(WHAT YOU SHOULD DO) Each record is to be printed again precisely as it reads.

(INFORMATION SHOWN)
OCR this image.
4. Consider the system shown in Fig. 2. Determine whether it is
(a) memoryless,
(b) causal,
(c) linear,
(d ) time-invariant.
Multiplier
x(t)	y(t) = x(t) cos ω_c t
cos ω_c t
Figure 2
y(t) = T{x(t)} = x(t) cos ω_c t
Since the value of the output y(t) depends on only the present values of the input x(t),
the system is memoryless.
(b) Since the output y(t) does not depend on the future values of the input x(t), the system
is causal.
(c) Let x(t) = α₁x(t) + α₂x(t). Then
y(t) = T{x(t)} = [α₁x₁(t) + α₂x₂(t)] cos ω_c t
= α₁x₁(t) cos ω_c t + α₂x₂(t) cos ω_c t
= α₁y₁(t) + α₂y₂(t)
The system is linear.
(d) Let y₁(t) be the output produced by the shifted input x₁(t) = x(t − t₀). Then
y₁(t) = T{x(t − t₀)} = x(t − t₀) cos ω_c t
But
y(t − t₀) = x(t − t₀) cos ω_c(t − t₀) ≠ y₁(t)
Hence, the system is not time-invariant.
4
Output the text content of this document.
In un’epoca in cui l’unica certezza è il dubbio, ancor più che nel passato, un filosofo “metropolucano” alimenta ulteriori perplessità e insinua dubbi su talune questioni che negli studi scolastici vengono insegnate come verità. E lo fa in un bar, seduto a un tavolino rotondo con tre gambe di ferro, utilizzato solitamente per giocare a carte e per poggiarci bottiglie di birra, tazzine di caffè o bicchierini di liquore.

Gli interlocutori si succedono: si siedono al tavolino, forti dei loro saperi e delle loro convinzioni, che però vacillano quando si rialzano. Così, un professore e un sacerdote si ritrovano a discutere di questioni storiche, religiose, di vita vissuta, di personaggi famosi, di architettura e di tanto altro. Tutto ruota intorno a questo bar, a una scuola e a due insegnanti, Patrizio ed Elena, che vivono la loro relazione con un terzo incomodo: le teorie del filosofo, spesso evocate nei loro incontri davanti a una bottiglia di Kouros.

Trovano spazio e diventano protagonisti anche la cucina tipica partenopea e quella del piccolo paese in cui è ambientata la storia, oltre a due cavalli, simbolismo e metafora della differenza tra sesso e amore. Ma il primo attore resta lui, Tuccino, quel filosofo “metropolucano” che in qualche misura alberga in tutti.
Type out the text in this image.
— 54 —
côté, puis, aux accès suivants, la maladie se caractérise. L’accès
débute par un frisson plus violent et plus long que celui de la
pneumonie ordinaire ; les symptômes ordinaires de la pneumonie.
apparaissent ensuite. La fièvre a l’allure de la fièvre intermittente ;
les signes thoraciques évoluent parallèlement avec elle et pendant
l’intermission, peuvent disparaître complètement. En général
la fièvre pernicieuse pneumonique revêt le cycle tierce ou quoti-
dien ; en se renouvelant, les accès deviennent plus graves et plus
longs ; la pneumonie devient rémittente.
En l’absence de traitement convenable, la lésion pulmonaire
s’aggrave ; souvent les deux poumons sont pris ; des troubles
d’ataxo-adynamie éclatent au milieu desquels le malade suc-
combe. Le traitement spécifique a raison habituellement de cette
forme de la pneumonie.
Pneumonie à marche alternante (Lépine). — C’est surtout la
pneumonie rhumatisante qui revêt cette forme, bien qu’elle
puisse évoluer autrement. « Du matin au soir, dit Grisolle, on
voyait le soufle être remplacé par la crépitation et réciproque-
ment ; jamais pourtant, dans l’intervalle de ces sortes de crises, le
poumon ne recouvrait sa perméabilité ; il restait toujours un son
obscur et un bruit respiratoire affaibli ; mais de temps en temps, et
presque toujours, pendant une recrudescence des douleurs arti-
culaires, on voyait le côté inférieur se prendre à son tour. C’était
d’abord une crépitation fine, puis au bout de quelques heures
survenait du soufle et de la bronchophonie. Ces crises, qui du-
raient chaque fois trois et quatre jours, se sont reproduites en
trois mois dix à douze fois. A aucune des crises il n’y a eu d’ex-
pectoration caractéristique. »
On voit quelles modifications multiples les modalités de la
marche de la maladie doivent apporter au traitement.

(EXERCISE ANSWER)
OCR this image.
4. Consider the system shown in Fig. 2. Determine whether it is
(a) memoryless,
(b) causal,
(c) linear,
(d ) time-invariant.
Multiplier
x(t)	y(t) = x(t) cos ω_c t
cos ω_c t
Figure 2
y(t) = T{x(t)} = x(t) cos ω_c t
Since the value of the output y(t) depends on only the present values of the input x(t),
the system is memoryless.
(b) Since the output y(t) does not depend on the future values of the input x(t), the system
is causal.
(c) Let x(t) = α₁x(t) + α₂x(t). Then
y(t) = T{x(t)} = [α₁x₁(t) + α₂x₂(t)] cos ω_c t
= α₁x₁(t) cos ω_c t + α₂x₂(t) cos ω_c t
= α₁y₁(t) + α₂y₂(t)
The system is linear.
(d) Let y₁(t) be the output produced by the shifted input x₁(t) = x(t − t₀). Then
y₁(t) = T{x(t − t₀)} = x(t − t₀) cos ω_c t
But
y(t − t₀) = x(t − t₀) cos ω_c(t − t₀) ≠ y₁(t)
Hence, the system is not time-invariant.
4
Output the text content of this document.
In un’epoca in cui l’unica certezza è il dubbio, ancor più che nel passato, un filosofo “metropolucano” alimenta ulteriori perplessità e insinua dubbi su talune questioni che negli studi scolastici vengono insegnate come verità. E lo fa in un bar, seduto a un tavolino rotondo con tre gambe di ferro, utilizzato solitamente per giocare a carte e per poggiarci bottiglie di birra, tazzine di caffè o bicchierini di liquore.

Gli interlocutori si succedono: si siedono al tavolino, forti dei loro saperi e delle loro convinzioni, che però vacillano quando si rialzano. Così, un professore e un sacerdote si ritrovano a discutere di questioni storiche, religiose, di vita vissuta, di personaggi famosi, di architettura e di tanto altro. Tutto ruota intorno a questo bar, a una scuola e a due insegnanti, Patrizio ed Elena, che vivono la loro relazione con un terzo incomodo: le teorie del filosofo, spesso evocate nei loro incontri davanti a una bottiglia di Kouros.

Trovano spazio e diventano protagonisti anche la cucina tipica partenopea e quella del piccolo paese in cui è ambientata la storia, oltre a due cavalli, simbolismo e metafora della differenza tra sesso e amore. Ma il primo attore resta lui, Tuccino, quel filosofo “metropolucano” che in qualche misura alberga in tutti.
Type out the text in this image.
— 54 —
côté, puis, aux accès suivants, la maladie se caractérise. L’accès
débute par un frisson plus violent et plus long que celui de la
pneumonie ordinaire ; les symptômes ordinaires de la pneumonie.
apparaissent ensuite. La fièvre a l’allure de la fièvre intermittente ;
les signes thoraciques évoluent parallèlement avec elle et pendant
l’intermission, peuvent disparaître complètement. En général
la fièvre pernicieuse pneumonique revêt le cycle tierce ou quoti-
dien ; en se renouvelant, les accès deviennent plus graves et plus
longs ; la pneumonie devient rémittente.
En l’absence de traitement convenable, la lésion pulmonaire
s’aggrave ; souvent les deux poumons sont pris ; des troubles
d’ataxo-adynamie éclatent au milieu desquels le malade suc-
combe. Le traitement spécifique a raison habituellement de cette
forme de la pneumonie.
Pneumonie à marche alternante (Lépine). — C’est surtout la
pneumonie rhumatisante qui revêt cette forme, bien qu’elle
puisse évoluer autrement. « Du matin au soir, dit Grisolle, on
voyait le soufle être remplacé par la crépitation et réciproque-
ment ; jamais pourtant, dans l’intervalle de ces sortes de crises, le
poumon ne recouvrait sa perméabilité ; il restait toujours un son
obscur et un bruit respiratoire affaibli ; mais de temps en temps, et
presque toujours, pendant une recrudescence des douleurs arti-
culaires, on voyait le côté inférieur se prendre à son tour. C’était
d’abord une crépitation fine, puis au bout de quelques heures
survenait du soufle et de la bronchophonie. Ces crises, qui du-
raient chaque fois trois et quatre jours, se sont reproduites en
trois mois dix à douze fois. A aucune des crises il n’y a eu d’ex-
pectoration caractéristique. »
On voit quelles modifications multiples les modalités de la
marche de la maladie doivent apporter au traitement.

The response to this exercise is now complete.